Provided data

##############################

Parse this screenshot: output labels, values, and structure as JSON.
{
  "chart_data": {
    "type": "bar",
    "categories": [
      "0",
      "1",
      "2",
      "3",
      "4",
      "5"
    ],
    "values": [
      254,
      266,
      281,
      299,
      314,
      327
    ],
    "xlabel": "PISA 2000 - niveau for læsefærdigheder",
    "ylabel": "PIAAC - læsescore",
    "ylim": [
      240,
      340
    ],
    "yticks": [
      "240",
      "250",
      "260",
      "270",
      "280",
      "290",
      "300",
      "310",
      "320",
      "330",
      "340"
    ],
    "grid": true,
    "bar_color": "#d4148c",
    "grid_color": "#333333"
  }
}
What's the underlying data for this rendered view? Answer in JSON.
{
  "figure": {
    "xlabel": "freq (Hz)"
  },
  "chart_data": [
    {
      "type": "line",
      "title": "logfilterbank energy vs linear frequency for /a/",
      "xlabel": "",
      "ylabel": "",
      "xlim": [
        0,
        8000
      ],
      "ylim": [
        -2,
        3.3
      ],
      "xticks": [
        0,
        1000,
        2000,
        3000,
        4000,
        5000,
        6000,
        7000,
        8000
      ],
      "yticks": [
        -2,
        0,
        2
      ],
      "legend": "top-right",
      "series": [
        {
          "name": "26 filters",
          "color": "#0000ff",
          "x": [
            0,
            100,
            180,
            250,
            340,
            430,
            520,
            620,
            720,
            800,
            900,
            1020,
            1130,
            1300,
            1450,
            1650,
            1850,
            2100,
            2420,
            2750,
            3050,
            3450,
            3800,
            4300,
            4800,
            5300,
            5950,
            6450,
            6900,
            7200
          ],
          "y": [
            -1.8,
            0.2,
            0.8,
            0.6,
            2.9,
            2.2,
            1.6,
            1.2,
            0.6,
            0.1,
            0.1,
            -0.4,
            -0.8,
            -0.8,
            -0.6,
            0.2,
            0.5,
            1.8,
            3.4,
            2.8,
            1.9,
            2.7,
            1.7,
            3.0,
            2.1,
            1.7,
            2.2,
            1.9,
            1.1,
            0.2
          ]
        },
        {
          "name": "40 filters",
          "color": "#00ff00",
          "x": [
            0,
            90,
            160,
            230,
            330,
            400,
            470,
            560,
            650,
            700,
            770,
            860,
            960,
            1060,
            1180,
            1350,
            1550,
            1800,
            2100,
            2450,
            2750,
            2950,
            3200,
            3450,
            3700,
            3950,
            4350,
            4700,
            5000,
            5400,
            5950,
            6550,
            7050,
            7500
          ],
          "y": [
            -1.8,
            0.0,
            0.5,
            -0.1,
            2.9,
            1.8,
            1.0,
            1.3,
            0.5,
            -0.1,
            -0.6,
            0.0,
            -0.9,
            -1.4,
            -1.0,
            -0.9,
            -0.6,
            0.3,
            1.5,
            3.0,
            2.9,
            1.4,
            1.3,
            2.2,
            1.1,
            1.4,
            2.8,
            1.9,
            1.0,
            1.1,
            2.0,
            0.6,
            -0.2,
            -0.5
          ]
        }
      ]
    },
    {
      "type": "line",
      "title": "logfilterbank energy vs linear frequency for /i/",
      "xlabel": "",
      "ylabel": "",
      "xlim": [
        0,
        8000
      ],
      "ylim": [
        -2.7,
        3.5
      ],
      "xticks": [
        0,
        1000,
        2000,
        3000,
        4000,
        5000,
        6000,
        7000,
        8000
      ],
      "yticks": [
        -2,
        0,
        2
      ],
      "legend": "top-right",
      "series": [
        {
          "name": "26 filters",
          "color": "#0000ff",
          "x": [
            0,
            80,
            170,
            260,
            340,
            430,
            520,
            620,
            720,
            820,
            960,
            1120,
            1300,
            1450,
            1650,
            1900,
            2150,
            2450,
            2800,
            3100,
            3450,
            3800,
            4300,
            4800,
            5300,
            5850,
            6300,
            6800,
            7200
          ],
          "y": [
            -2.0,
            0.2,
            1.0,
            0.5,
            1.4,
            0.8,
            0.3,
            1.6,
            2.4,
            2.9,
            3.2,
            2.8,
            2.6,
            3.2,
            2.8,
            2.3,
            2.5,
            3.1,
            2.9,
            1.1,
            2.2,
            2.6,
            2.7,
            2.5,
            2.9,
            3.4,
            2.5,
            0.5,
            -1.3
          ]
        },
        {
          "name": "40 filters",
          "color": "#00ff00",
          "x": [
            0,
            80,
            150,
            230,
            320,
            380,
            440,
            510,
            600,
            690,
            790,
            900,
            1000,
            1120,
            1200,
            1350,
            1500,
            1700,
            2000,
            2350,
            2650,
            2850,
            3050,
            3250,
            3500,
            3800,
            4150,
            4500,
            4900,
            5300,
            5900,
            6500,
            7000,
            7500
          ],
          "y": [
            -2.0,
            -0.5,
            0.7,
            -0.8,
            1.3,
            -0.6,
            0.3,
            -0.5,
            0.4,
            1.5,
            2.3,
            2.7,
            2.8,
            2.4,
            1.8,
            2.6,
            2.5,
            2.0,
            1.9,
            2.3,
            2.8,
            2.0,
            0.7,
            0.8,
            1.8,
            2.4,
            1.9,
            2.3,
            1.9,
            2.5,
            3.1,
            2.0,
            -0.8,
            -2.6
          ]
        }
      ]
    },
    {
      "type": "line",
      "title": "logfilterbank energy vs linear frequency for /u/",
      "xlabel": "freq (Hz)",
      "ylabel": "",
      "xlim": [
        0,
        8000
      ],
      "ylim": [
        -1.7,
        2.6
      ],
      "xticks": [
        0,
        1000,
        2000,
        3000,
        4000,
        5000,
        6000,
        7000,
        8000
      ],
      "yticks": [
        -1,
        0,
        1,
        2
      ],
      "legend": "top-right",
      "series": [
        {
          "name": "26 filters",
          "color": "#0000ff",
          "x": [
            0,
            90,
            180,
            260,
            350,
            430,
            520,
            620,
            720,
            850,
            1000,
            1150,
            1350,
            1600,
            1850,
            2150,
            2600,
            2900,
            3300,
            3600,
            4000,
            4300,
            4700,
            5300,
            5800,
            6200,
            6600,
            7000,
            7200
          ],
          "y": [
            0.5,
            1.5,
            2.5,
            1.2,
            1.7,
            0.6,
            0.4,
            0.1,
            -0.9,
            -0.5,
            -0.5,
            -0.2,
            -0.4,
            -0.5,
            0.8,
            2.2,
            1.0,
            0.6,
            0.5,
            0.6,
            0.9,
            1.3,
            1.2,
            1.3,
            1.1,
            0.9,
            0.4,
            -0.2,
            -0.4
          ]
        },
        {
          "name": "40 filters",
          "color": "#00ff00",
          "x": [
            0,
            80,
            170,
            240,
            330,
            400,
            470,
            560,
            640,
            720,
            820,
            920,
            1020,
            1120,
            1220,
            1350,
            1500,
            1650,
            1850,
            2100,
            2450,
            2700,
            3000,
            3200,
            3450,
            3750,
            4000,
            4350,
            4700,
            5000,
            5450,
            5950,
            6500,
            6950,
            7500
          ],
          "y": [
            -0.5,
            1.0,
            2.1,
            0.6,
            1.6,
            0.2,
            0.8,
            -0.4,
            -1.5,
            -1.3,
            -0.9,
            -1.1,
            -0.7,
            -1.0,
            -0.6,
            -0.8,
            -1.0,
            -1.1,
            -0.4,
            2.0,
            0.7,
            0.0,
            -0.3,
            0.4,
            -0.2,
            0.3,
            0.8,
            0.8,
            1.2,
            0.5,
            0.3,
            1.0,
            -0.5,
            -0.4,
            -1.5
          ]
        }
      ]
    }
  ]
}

##############################

Stated task
The records above must be output exactly, in full.

Finished exercise
Parse this screenshot: output labels, values, and structure as JSON.
{
  "chart_data": {
    "type": "bar",
    "categories": [
      "0",
      "1",
      "2",
      "3",
      "4",
      "5"
    ],
    "values": [
      254,
      266,
      281,
      299,
      314,
      327
    ],
    "xlabel": "PISA 2000 - niveau for læsefærdigheder",
    "ylabel": "PIAAC - læsescore",
    "ylim": [
      240,
      340
    ],
    "yticks": [
      "240",
      "250",
      "260",
      "270",
      "280",
      "290",
      "300",
      "310",
      "320",
      "330",
      "340"
    ],
    "grid": true,
    "bar_color": "#d4148c",
    "grid_color": "#333333"
  }
}
What's the underlying data for this rendered view? Answer in JSON.
{
  "figure": {
    "xlabel": "freq (Hz)"
  },
  "chart_data": [
    {
      "type": "line",
      "title": "logfilterbank energy vs linear frequency for /a/",
      "xlabel": "",
      "ylabel": "",
      "xlim": [
        0,
        8000
      ],
      "ylim": [
        -2,
        3.3
      ],
      "xticks": [
        0,
        1000,
        2000,
        3000,
        4000,
        5000,
        6000,
        7000,
        8000
      ],
      "yticks": [
        -2,
        0,
        2
      ],
      "legend": "top-right",
      "series": [
        {
          "name": "26 filters",
          "color": "#0000ff",
          "x": [
            0,
            100,
            180,
            250,
            340,
            430,
            520,
            620,
            720,
            800,
            900,
            1020,
            1130,
            1300,
            1450,
            1650,
            1850,
            2100,
            2420,
            2750,
            3050,
            3450,
            3800,
            4300,
            4800,
            5300,
            5950,
            6450,
            6900,
            7200
          ],
          "y": [
            -1.8,
            0.2,
            0.8,
            0.6,
            2.9,
            2.2,
            1.6,
            1.2,
            0.6,
            0.1,
            0.1,
            -0.4,
            -0.8,
            -0.8,
            -0.6,
            0.2,
            0.5,
            1.8,
            3.4,
            2.8,
            1.9,
            2.7,
            1.7,
            3.0,
            2.1,
            1.7,
            2.2,
            1.9,
            1.1,
            0.2
          ]
        },
        {
          "name": "40 filters",
          "color": "#00ff00",
          "x": [
            0,
            90,
            160,
            230,
            330,
            400,
            470,
            560,
            650,
            700,
            770,
            860,
            960,
            1060,
            1180,
            1350,
            1550,
            1800,
            2100,
            2450,
            2750,
            2950,
            3200,
            3450,
            3700,
            3950,
            4350,
            4700,
            5000,
            5400,
            5950,
            6550,
            7050,
            7500
          ],
          "y": [
            -1.8,
            0.0,
            0.5,
            -0.1,
            2.9,
            1.8,
            1.0,
            1.3,
            0.5,
            -0.1,
            -0.6,
            0.0,
            -0.9,
            -1.4,
            -1.0,
            -0.9,
            -0.6,
            0.3,
            1.5,
            3.0,
            2.9,
            1.4,
            1.3,
            2.2,
            1.1,
            1.4,
            2.8,
            1.9,
            1.0,
            1.1,
            2.0,
            0.6,
            -0.2,
            -0.5
          ]
        }
      ]
    },
    {
      "type": "line",
      "title": "logfilterbank energy vs linear frequency for /i/",
      "xlabel": "",
      "ylabel": "",
      "xlim": [
        0,
        8000
      ],
      "ylim": [
        -2.7,
        3.5
      ],
      "xticks": [
        0,
        1000,
        2000,
        3000,
        4000,
        5000,
        6000,
        7000,
        8000
      ],
      "yticks": [
        -2,
        0,
        2
      ],
      "legend": "top-right",
      "series": [
        {
          "name": "26 filters",
          "color": "#0000ff",
          "x": [
            0,
            80,
            170,
            260,
            340,
            430,
            520,
            620,
            720,
            820,
            960,
            1120,
            1300,
            1450,
            1650,
            1900,
            2150,
            2450,
            2800,
            3100,
            3450,
            3800,
            4300,
            4800,
            5300,
            5850,
            6300,
            6800,
            7200
          ],
          "y": [
            -2.0,
            0.2,
            1.0,
            0.5,
            1.4,
            0.8,
            0.3,
            1.6,
            2.4,
            2.9,
            3.2,
            2.8,
            2.6,
            3.2,
            2.8,
            2.3,
            2.5,
            3.1,
            2.9,
            1.1,
            2.2,
            2.6,
            2.7,
            2.5,
            2.9,
            3.4,
            2.5,
            0.5,
            -1.3
          ]
        },
        {
          "name": "40 filters",
          "color": "#00ff00",
          "x": [
            0,
            80,
            150,
            230,
            320,
            380,
            440,
            510,
            600,
            690,
            790,
            900,
            1000,
            1120,
            1200,
            1350,
            1500,
            1700,
            2000,
            2350,
            2650,
            2850,
            3050,
            3250,
            3500,
            3800,
            4150,
            4500,
            4900,
            5300,
            5900,
            6500,
            7000,
            7500
          ],
          "y": [
            -2.0,
            -0.5,
            0.7,
            -0.8,
            1.3,
            -0.6,
            0.3,
            -0.5,
            0.4,
            1.5,
            2.3,
            2.7,
            2.8,
            2.4,
            1.8,
            2.6,
            2.5,
            2.0,
            1.9,
            2.3,
            2.8,
            2.0,
            0.7,
            0.8,
            1.8,
            2.4,
            1.9,
            2.3,
            1.9,
            2.5,
            3.1,
            2.0,
            -0.8,
            -2.6
          ]
        }
      ]
    },
    {
      "type": "line",
      "title": "logfilterbank energy vs linear frequency for /u/",
      "xlabel": "freq (Hz)",
      "ylabel": "",
      "xlim": [
        0,
        8000
      ],
      "ylim": [
        -1.7,
        2.6
      ],
      "xticks": [
        0,
        1000,
        2000,
        3000,
        4000,
        5000,
        6000,
        7000,
        8000
      ],
      "yticks": [
        -1,
        0,
        1,
        2
      ],
      "legend": "top-right",
      "series": [
        {
          "name": "26 filters",
          "color": "#0000ff",
          "x": [
            0,
            90,
            180,
            260,
            350,
            430,
            520,
            620,
            720,
            850,
            1000,
            1150,
            1350,
            1600,
            1850,
            2150,
            2600,
            2900,
            3300,
            3600,
            4000,
            4300,
            4700,
            5300,
            5800,
            6200,
            6600,
            7000,
            7200
          ],
          "y": [
            0.5,
            1.5,
            2.5,
            1.2,
            1.7,
            0.6,
            0.4,
            0.1,
            -0.9,
            -0.5,
            -0.5,
            -0.2,
            -0.4,
            -0.5,
            0.8,
            2.2,
            1.0,
            0.6,
            0.5,
            0.6,
            0.9,
            1.3,
            1.2,
            1.3,
            1.1,
            0.9,
            0.4,
            -0.2,
            -0.4
          ]
        },
        {
          "name": "40 filters",
          "color": "#00ff00",
          "x": [
            0,
            80,
            170,
            240,
            330,
            400,
            470,
            560,
            640,
            720,
            820,
            920,
            1020,
            1120,
            1220,
            1350,
            1500,
            1650,
            1850,
            2100,
            2450,
            2700,
            3000,
            3200,
            3450,
            3750,
            4000,
            4350,
            4700,
            5000,
            5450,
            5950,
            6500,
            6950,
            7500
          ],
          "y": [
            -0.5,
            1.0,
            2.1,
            0.6,
            1.6,
            0.2,
            0.8,
            -0.4,
            -1.5,
            -1.3,
            -0.9,
            -1.1,
            -0.7,
            -1.0,
            -0.6,
            -0.8,
            -1.0,
            -1.1,
            -0.4,
            2.0,
            0.7,
            0.0,
            -0.3,
            0.4,
            -0.2,
            0.3,
            0.8,
            0.8,
            1.2,
            0.5,
            0.3,
            1.0,
            -0.5,
            -0.4,
            -1.5
          ]
        }
      ]
    }
  ]
}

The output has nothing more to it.